BEGIN RECORDS TO PROCESS

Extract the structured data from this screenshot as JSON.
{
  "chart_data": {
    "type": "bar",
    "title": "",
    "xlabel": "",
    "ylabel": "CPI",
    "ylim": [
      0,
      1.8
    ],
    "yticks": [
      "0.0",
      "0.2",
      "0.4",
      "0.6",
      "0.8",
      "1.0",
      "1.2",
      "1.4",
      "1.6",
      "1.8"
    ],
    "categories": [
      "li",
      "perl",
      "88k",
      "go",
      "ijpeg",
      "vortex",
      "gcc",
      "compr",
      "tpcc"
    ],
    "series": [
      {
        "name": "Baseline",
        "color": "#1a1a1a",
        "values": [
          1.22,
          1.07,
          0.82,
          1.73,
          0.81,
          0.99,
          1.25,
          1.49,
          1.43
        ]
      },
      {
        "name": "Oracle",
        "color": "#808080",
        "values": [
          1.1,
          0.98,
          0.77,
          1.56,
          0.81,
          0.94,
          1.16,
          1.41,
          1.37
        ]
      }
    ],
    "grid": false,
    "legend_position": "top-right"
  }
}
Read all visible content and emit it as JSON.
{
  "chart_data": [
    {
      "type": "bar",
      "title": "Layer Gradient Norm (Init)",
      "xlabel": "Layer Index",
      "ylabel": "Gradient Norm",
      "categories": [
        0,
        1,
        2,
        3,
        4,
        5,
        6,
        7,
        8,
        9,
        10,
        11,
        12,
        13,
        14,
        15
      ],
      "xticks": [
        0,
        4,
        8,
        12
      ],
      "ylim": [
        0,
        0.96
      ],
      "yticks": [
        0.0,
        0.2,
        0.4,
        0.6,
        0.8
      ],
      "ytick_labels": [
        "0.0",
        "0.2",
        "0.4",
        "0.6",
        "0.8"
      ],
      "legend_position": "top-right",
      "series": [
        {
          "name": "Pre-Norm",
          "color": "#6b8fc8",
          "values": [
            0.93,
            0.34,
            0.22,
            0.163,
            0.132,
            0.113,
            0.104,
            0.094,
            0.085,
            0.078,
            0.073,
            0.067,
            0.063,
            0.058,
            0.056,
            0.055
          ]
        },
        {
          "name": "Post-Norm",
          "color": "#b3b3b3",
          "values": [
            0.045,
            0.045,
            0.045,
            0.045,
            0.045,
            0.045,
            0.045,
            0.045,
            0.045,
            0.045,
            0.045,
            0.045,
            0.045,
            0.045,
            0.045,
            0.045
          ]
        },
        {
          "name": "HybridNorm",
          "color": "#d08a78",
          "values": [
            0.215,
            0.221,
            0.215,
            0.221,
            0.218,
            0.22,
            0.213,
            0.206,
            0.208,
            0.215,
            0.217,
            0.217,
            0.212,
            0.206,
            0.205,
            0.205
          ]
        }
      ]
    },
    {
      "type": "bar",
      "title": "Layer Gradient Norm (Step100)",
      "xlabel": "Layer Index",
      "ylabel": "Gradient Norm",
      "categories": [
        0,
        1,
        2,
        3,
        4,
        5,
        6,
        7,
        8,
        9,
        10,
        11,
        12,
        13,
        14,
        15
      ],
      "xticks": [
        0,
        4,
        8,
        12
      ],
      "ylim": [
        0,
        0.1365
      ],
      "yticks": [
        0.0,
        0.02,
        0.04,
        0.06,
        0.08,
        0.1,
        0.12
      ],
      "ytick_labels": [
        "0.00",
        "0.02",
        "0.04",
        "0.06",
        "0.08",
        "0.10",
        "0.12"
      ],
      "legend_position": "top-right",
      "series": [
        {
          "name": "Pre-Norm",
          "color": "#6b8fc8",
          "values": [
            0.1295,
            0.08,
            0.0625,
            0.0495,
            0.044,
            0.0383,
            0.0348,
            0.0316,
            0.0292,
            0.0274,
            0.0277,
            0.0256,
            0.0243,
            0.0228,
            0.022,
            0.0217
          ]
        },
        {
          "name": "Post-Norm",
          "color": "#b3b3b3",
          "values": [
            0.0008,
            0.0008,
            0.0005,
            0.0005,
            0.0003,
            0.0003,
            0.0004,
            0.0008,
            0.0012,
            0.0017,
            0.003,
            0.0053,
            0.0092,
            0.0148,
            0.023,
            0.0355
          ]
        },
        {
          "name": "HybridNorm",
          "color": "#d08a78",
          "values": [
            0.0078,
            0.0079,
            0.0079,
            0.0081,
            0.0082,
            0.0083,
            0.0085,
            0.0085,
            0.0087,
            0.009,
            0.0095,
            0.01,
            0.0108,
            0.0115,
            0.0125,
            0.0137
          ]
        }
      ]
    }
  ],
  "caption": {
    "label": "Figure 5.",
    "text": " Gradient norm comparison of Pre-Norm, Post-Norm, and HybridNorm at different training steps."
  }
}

END RECORDS TO PROCESS

TASK OBJECTIVE: List each line of the entries that holds the string "Gradient".

RESULT FOR THIS EXERCISE:
      "title": "Layer Gradient Norm (Init)",
      "ylabel": "Gradient Norm",
      "title": "Layer Gradient Norm (Step100)",
      "ylabel": "Gradient Norm",
    "text": " Gradient norm comparison of Pre-Norm, Post-Norm, and HybridNorm at different training steps."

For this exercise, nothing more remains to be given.